Dataset rows about figures:
** BEGIN **

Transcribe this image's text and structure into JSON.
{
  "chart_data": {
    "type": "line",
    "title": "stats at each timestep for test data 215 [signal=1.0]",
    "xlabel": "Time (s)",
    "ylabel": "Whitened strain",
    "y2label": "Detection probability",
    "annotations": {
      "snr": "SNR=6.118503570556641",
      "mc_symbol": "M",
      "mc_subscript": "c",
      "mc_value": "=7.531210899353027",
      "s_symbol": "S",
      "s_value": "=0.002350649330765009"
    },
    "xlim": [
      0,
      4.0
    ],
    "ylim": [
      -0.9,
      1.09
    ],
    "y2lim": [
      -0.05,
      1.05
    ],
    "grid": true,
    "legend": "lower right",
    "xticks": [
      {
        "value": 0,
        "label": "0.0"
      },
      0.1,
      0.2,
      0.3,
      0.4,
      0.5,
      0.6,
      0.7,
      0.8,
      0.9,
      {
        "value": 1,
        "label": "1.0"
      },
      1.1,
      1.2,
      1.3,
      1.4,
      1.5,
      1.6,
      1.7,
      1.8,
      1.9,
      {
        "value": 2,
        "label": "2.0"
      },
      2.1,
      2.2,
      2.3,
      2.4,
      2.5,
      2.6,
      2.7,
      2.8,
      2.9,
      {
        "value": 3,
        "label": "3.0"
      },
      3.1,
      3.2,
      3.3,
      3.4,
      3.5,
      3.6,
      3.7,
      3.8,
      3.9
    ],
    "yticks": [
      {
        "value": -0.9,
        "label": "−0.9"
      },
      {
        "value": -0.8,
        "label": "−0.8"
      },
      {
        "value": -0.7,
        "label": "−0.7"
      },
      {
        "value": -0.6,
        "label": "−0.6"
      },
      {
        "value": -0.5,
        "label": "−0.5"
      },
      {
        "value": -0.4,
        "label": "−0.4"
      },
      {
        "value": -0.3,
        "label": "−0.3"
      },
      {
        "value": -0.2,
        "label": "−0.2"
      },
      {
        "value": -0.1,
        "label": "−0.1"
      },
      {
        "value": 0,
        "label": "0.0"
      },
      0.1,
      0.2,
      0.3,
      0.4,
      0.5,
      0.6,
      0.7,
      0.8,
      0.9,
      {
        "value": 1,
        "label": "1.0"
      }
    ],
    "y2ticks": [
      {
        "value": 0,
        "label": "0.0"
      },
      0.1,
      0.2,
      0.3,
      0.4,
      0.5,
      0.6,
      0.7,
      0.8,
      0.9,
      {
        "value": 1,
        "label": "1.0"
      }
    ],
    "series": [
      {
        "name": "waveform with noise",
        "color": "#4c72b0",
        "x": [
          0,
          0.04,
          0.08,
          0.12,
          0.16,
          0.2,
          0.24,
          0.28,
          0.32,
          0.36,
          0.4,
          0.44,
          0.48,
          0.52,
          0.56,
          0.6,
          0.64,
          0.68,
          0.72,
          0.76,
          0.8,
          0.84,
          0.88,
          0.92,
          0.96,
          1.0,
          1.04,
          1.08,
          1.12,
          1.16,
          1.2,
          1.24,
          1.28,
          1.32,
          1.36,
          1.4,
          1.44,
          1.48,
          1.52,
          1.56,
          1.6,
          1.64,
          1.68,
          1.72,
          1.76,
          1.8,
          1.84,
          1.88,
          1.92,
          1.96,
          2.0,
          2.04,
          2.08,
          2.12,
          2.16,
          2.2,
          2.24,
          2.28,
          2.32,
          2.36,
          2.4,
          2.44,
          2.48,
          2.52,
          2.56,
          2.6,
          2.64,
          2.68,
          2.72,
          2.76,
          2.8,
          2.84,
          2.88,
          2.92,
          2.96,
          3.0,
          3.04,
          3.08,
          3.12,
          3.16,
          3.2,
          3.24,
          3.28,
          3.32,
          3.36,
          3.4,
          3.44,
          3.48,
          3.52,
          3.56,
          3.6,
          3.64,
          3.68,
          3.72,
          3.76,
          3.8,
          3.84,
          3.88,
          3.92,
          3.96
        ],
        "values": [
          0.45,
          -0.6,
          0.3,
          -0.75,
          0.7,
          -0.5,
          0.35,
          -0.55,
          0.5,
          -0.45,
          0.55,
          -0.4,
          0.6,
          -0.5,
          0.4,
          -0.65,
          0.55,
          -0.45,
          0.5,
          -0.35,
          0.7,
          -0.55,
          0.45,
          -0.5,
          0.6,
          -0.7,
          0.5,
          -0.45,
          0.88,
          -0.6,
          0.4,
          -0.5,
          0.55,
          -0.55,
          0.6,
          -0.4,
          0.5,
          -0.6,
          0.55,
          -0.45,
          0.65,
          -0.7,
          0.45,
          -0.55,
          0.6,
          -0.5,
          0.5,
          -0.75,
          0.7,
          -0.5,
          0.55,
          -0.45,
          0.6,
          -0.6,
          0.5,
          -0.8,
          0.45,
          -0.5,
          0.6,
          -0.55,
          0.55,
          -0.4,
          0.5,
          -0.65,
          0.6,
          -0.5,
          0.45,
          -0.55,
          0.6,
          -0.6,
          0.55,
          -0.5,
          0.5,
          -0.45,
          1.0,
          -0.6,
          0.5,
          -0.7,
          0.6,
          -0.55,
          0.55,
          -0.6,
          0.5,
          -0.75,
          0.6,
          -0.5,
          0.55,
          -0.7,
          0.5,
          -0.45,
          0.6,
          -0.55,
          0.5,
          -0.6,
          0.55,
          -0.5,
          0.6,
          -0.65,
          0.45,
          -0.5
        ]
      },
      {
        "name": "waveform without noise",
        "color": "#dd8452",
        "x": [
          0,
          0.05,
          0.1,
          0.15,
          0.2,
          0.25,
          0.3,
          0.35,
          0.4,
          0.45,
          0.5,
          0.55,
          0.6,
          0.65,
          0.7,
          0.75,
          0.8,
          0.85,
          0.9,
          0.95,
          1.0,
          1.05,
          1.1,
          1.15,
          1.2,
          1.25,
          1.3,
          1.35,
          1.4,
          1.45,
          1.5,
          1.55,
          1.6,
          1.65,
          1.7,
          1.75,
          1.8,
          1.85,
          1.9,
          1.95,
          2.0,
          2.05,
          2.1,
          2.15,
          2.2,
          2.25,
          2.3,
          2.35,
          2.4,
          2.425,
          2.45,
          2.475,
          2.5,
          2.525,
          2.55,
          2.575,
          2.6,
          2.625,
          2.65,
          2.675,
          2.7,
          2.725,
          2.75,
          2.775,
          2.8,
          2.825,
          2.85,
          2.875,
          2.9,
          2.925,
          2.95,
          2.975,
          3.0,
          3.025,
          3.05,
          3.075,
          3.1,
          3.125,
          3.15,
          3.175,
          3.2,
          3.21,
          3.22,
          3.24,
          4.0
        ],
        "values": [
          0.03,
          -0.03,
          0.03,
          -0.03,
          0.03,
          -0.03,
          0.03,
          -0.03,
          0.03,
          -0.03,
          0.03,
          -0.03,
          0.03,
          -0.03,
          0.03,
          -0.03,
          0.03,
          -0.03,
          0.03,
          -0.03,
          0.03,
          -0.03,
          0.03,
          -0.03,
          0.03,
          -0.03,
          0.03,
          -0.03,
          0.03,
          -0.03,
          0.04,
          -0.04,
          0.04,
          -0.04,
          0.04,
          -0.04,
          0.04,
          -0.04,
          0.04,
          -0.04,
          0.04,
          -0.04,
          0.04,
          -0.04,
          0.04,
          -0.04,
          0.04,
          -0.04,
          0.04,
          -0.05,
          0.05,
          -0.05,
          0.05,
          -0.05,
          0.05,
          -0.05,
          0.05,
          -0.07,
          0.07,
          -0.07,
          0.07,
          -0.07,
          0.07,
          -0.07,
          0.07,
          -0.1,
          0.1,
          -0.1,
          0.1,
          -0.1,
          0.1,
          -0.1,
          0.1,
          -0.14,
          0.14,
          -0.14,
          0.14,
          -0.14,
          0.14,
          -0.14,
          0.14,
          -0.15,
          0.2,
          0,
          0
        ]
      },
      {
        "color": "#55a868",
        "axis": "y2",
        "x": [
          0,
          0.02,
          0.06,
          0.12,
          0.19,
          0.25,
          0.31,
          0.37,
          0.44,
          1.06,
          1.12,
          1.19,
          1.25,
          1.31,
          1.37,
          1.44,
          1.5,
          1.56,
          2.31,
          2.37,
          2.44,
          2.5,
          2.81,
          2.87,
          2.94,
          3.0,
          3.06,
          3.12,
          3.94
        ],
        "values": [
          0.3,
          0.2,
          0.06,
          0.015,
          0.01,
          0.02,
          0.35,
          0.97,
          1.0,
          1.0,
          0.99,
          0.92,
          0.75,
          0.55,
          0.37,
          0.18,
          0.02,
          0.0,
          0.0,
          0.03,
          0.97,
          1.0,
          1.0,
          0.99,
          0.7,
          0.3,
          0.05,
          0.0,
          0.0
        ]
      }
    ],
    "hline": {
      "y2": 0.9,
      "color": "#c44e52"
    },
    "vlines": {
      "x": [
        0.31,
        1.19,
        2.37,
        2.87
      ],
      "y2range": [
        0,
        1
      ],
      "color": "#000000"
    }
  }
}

** END **

AIM OF THE TASK:
Gather, from the listing above, every line carrying the word "color".

ANSWER FOR THE TASK:
        "color": "#4c72b0",
        "color": "#dd8452",
        "color": "#55a868",
      "color": "#c44e52"
      "color": "#000000"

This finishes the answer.